• AIM
For the material that follows, list every line containing the word "solutions".

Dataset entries
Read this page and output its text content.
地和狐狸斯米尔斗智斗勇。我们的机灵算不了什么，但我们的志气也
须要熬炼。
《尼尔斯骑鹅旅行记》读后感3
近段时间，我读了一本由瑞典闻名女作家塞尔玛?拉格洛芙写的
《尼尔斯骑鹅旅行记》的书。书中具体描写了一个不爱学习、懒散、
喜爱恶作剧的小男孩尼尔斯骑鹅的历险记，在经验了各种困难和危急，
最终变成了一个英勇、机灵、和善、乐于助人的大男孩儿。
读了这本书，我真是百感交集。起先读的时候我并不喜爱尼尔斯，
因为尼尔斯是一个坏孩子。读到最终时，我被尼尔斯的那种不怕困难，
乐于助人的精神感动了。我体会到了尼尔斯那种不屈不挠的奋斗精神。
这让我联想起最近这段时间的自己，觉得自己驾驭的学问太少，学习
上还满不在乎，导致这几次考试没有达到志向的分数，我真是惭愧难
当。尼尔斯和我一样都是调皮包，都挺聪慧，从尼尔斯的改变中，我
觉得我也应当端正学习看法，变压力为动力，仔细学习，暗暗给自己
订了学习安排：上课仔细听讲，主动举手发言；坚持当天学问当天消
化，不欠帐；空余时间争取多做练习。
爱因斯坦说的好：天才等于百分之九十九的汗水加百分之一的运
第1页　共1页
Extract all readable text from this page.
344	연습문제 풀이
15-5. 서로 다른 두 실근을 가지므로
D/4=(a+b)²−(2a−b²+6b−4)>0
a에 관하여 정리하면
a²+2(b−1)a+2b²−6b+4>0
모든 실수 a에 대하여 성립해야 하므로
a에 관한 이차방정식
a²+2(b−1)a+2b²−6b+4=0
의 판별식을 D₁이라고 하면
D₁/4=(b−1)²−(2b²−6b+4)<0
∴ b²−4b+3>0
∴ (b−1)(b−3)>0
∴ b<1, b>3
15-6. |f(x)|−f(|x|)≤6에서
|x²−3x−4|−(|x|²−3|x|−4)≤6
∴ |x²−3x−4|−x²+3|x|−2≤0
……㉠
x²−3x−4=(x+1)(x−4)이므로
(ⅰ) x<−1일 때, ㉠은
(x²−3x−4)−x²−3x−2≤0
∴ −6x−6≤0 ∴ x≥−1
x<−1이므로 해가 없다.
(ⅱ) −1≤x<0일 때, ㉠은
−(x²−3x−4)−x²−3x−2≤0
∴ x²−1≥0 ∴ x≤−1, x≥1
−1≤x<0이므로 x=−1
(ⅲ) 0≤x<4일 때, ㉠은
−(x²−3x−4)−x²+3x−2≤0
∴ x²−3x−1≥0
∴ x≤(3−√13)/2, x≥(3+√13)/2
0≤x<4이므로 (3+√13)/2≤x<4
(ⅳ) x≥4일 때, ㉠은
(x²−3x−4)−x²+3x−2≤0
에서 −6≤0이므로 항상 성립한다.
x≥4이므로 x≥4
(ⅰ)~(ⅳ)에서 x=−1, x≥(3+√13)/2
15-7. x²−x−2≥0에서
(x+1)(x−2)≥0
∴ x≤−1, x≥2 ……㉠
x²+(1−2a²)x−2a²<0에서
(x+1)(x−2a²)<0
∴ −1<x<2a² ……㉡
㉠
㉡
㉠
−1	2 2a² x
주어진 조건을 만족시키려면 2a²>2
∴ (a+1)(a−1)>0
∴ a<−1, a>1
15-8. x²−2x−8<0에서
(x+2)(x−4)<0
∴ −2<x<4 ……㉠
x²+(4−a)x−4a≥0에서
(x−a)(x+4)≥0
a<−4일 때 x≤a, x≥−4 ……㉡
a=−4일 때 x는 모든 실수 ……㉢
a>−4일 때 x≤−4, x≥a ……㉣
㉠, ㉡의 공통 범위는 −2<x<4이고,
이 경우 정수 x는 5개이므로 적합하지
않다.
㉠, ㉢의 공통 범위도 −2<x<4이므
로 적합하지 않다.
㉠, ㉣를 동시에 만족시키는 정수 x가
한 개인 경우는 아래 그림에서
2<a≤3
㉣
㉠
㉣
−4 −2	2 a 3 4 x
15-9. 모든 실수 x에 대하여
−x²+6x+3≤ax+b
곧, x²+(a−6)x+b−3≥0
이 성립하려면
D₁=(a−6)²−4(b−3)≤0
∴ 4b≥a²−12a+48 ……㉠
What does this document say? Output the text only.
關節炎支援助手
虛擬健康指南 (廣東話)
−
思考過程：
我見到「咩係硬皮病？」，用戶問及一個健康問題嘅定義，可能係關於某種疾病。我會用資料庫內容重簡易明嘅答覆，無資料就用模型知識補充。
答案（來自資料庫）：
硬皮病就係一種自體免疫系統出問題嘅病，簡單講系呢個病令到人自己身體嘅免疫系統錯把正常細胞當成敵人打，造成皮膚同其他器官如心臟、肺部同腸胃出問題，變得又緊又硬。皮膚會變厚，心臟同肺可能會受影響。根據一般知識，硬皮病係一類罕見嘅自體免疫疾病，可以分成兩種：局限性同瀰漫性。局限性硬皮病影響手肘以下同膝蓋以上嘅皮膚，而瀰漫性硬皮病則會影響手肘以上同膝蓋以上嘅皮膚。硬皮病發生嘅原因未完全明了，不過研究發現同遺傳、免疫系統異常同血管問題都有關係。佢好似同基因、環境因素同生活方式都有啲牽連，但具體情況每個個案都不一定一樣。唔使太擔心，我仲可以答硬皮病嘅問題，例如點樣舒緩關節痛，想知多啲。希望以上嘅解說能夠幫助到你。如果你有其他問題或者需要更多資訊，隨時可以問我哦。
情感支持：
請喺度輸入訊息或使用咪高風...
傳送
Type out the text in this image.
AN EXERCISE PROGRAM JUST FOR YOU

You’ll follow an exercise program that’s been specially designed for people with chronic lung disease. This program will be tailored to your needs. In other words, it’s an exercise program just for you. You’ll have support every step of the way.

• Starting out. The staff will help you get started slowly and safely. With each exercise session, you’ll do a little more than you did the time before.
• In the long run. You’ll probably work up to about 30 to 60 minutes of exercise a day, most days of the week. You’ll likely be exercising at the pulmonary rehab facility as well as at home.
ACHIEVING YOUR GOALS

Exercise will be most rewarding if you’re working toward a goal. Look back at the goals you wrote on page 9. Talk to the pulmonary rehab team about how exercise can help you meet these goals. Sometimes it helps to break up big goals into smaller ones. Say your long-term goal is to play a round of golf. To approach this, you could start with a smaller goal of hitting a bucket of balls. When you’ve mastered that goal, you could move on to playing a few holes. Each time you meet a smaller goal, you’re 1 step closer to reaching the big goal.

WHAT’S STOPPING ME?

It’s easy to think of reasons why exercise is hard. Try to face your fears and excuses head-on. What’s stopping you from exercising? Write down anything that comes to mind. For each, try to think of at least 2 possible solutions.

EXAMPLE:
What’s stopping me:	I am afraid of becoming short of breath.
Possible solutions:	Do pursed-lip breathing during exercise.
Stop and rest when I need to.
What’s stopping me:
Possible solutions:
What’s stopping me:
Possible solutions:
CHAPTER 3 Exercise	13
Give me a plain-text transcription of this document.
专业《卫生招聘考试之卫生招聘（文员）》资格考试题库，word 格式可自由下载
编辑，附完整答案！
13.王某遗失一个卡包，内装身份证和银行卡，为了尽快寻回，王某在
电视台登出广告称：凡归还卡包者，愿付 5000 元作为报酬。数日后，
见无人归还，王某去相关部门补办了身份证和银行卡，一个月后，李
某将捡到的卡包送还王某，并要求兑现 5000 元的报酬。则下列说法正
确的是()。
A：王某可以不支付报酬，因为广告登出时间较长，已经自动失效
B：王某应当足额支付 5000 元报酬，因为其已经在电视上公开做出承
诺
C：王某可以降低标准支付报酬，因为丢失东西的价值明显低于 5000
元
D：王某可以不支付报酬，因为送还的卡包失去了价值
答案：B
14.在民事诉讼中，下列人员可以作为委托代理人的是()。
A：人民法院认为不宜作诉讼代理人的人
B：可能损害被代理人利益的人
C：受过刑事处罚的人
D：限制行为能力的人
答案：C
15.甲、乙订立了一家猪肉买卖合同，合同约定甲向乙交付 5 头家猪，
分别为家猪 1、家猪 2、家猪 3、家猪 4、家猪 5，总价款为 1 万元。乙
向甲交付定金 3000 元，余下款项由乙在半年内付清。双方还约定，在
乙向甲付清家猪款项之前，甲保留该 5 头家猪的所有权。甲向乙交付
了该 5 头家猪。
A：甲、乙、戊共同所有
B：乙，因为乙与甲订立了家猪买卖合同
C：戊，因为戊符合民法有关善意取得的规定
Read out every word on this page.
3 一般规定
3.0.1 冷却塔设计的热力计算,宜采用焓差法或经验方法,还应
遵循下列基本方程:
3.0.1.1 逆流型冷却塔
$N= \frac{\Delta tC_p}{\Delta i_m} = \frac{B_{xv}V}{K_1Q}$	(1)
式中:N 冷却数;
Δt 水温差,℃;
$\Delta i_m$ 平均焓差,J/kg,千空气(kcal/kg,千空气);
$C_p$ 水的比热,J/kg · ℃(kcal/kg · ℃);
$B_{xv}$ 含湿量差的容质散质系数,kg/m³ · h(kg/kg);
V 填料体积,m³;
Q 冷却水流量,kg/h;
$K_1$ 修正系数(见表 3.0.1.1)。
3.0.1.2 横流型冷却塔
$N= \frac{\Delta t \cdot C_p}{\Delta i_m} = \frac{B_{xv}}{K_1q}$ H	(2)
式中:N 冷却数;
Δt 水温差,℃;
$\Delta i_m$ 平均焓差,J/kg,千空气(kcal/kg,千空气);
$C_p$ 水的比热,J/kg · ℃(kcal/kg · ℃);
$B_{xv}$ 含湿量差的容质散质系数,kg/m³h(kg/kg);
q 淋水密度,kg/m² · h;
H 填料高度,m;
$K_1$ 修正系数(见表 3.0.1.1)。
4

• CORRECT ANSWER
It’s easy to think of reasons why exercise is hard. Try to face your fears and excuses head-on. What’s stopping you from exercising? Write down anything that comes to mind. For each, try to think of at least 2 possible solutions.
Possible solutions:	Do pursed-lip breathing during exercise.
Possible solutions:
Possible solutions:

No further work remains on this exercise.